◆ **Task to carry out**:
Every line with the word "若质点在最高点的速度" in it should be extracted from the data that follows.
━━━━━━━━
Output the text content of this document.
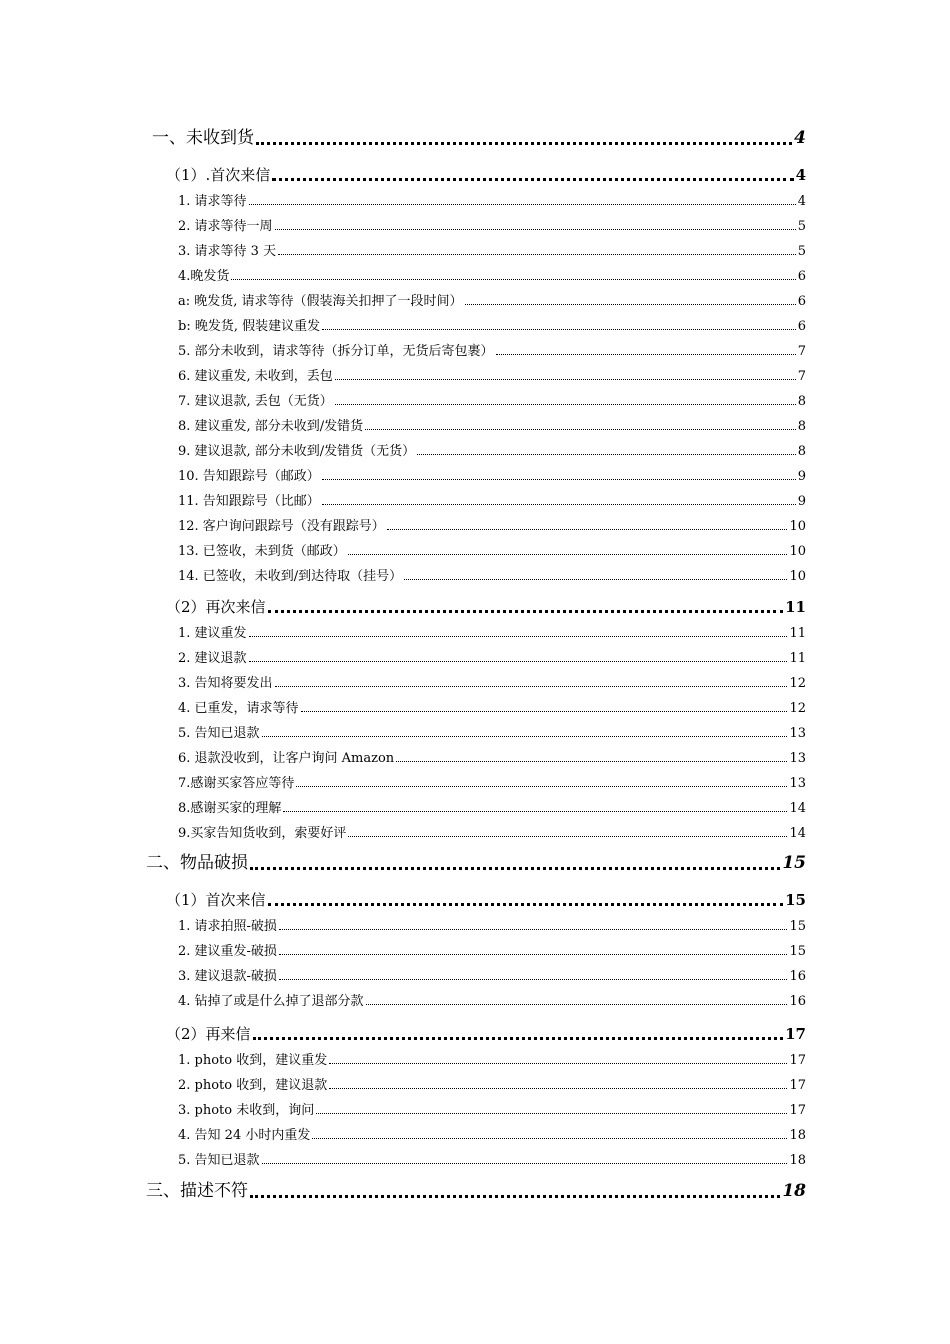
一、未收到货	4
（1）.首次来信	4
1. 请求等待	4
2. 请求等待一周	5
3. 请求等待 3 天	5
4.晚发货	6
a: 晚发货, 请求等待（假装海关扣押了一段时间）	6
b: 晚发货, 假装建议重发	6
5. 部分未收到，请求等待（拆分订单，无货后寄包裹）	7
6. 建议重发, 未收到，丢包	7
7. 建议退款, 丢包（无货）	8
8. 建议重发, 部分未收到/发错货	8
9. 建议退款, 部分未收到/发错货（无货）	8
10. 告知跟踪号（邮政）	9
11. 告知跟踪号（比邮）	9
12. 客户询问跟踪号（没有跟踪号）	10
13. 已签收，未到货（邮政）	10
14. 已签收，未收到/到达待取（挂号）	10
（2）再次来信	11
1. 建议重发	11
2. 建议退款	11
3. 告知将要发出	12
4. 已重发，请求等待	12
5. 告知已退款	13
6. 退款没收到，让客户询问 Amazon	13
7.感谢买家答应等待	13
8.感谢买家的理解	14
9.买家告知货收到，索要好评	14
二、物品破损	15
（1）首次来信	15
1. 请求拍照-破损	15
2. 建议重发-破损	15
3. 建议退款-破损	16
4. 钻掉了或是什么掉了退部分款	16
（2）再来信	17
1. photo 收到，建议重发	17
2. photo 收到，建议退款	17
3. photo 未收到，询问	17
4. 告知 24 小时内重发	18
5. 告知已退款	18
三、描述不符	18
━━━━━━━━
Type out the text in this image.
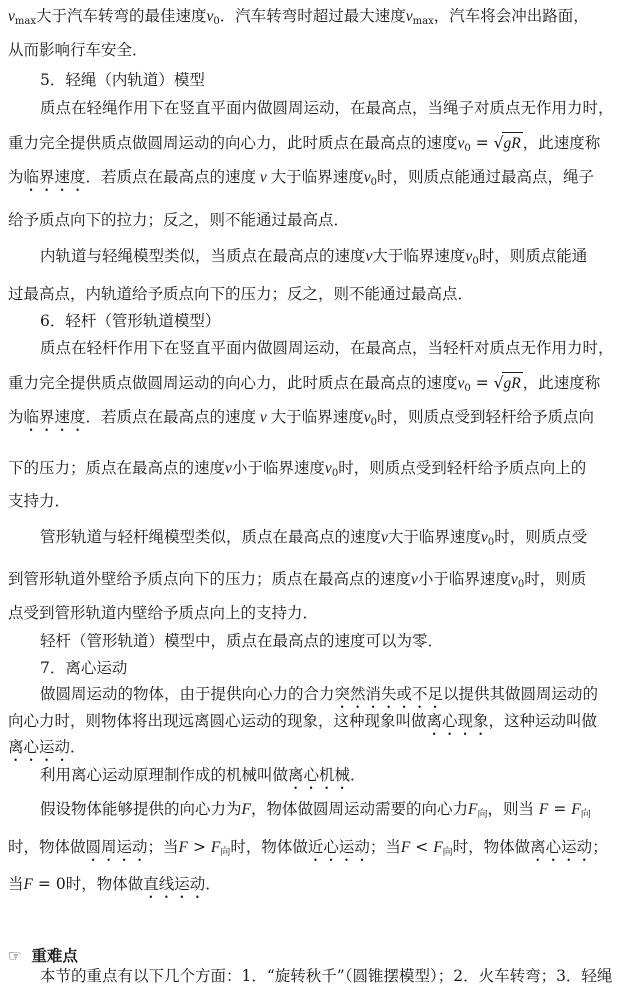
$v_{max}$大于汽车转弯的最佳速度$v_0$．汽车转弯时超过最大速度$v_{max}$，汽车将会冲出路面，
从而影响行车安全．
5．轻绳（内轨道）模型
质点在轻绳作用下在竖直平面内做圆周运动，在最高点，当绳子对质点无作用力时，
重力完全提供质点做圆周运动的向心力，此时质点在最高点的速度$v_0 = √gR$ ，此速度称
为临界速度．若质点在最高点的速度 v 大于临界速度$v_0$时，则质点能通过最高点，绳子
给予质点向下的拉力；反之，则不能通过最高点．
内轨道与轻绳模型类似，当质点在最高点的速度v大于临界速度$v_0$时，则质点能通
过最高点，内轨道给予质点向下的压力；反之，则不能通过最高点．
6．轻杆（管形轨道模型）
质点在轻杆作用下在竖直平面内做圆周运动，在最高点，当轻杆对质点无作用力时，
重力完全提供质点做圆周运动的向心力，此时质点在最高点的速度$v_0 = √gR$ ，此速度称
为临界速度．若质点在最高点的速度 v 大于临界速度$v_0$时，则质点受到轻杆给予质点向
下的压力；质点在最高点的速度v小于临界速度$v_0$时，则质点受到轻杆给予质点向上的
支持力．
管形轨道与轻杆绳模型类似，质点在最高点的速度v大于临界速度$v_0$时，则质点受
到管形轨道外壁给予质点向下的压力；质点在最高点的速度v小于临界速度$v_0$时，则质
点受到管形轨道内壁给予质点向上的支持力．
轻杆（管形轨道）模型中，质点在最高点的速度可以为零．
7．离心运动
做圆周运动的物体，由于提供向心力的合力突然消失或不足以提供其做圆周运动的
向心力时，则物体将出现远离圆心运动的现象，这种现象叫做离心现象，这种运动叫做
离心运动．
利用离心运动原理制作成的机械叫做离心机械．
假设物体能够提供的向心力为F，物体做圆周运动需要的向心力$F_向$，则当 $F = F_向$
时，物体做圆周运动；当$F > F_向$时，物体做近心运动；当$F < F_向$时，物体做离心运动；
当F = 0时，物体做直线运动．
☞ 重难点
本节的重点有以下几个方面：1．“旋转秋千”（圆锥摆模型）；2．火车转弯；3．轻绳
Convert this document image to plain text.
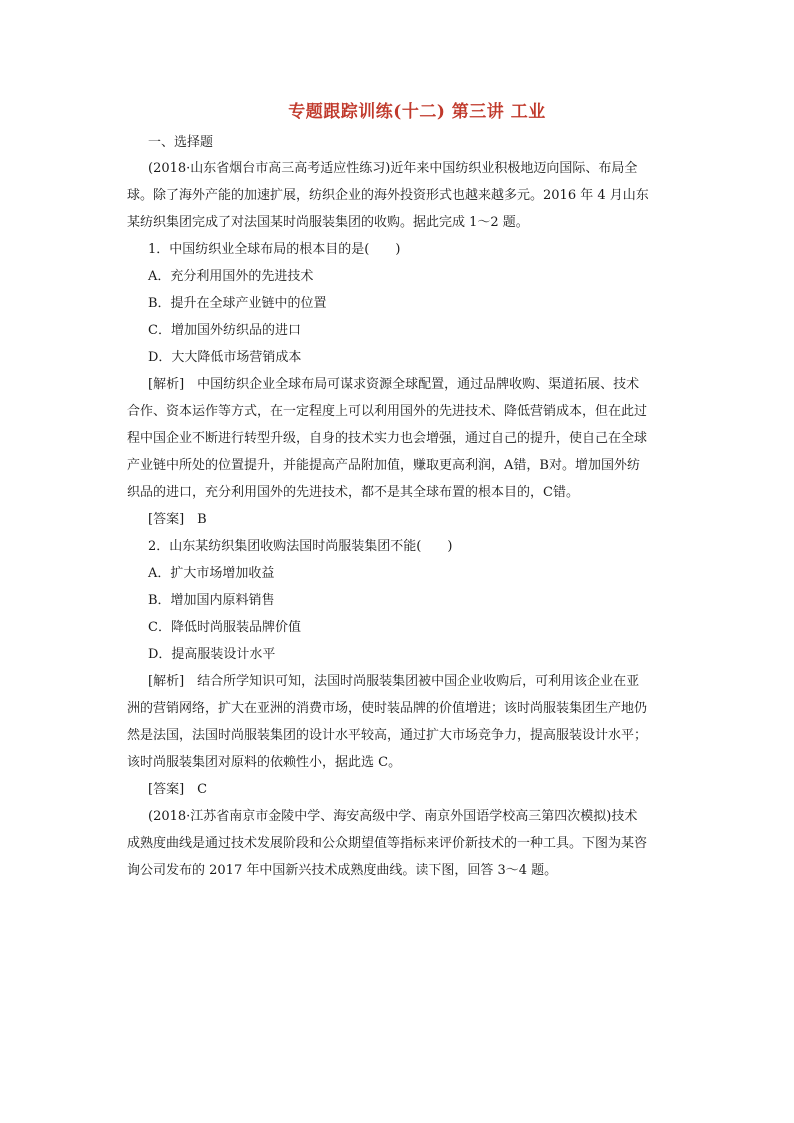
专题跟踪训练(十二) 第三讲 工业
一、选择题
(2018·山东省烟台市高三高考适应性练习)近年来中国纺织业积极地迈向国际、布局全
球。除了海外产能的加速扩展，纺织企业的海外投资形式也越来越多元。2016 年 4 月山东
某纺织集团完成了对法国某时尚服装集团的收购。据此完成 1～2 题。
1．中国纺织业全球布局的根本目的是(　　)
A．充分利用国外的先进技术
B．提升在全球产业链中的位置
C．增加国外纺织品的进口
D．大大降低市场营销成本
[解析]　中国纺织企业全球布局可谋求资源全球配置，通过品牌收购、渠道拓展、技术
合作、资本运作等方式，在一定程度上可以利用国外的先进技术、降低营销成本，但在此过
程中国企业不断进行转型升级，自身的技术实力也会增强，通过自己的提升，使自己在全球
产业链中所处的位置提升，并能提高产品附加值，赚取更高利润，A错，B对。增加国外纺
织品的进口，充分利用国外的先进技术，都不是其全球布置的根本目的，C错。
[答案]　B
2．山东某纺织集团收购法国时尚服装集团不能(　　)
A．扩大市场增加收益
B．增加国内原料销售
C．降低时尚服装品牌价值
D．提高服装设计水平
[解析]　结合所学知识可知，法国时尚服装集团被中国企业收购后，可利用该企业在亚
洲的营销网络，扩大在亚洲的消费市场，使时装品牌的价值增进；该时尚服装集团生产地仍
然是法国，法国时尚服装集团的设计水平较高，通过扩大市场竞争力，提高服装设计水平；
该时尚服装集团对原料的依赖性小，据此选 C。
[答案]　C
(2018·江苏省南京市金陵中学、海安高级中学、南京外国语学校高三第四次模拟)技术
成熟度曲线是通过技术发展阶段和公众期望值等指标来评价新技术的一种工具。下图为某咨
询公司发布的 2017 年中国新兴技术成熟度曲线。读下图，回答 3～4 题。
━━━━━━━━
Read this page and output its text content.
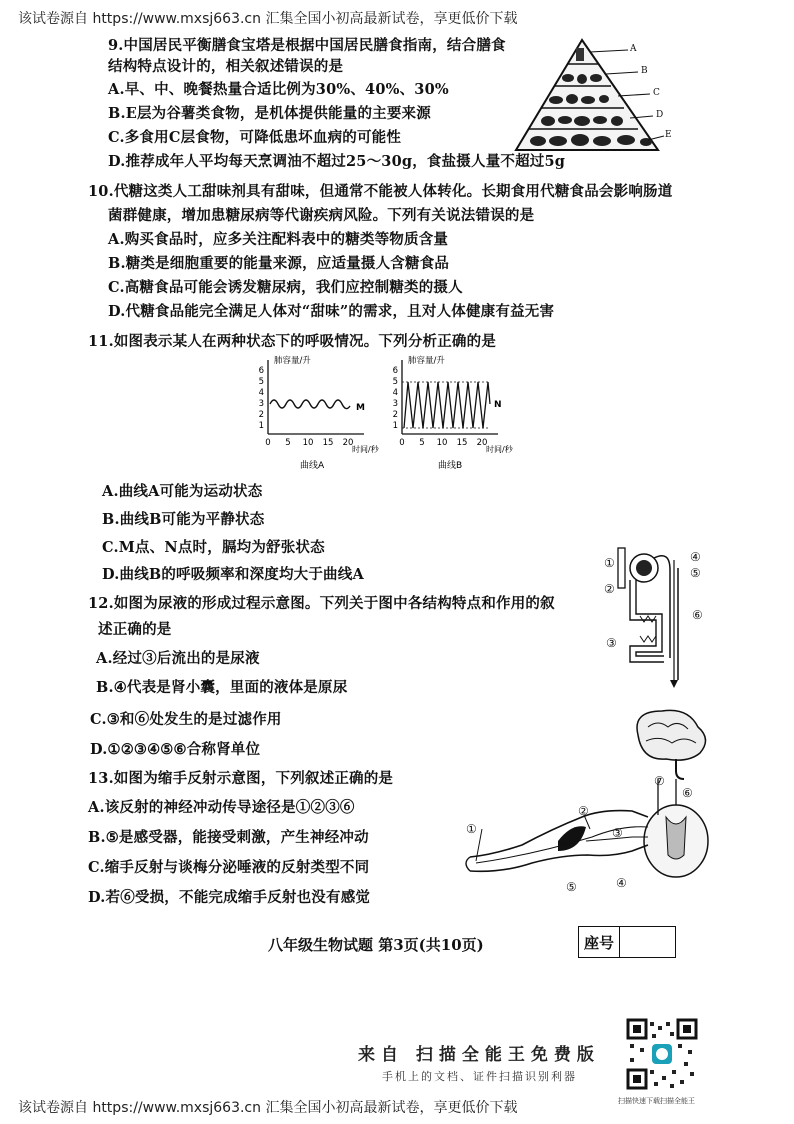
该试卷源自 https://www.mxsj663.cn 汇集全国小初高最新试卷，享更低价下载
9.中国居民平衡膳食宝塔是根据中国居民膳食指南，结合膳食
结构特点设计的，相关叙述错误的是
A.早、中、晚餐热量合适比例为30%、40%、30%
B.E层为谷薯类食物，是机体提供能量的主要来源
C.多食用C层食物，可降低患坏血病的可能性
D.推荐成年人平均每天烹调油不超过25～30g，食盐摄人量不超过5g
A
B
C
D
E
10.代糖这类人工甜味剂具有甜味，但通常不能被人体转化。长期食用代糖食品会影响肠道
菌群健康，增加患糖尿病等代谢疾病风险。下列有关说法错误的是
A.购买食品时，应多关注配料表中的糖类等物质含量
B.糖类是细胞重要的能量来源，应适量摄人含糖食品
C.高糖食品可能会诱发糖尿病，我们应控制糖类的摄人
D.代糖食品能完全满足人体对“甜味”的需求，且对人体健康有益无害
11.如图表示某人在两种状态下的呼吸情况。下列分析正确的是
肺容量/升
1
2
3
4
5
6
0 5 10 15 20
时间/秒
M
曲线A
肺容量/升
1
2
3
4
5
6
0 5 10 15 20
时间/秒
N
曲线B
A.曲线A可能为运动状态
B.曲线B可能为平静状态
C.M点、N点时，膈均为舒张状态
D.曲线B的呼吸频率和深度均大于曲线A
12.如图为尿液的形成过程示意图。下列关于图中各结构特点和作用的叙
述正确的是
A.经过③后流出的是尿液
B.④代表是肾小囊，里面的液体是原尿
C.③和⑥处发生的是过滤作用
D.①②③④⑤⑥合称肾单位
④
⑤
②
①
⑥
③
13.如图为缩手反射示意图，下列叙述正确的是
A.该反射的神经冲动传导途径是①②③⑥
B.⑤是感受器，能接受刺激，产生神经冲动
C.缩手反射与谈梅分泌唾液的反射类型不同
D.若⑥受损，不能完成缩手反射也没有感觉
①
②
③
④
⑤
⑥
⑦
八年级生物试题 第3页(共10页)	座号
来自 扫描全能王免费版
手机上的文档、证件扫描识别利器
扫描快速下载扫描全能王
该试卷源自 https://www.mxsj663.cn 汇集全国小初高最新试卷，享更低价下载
━━━━━━━━
◆ **Final result**:
为临界速度．若质点在最高点的速度 v 大于临界速度$v_0$时，则质点能通过最高点，绳子
为临界速度．若质点在最高点的速度 v 大于临界速度$v_0$时，则质点受到轻杆给予质点向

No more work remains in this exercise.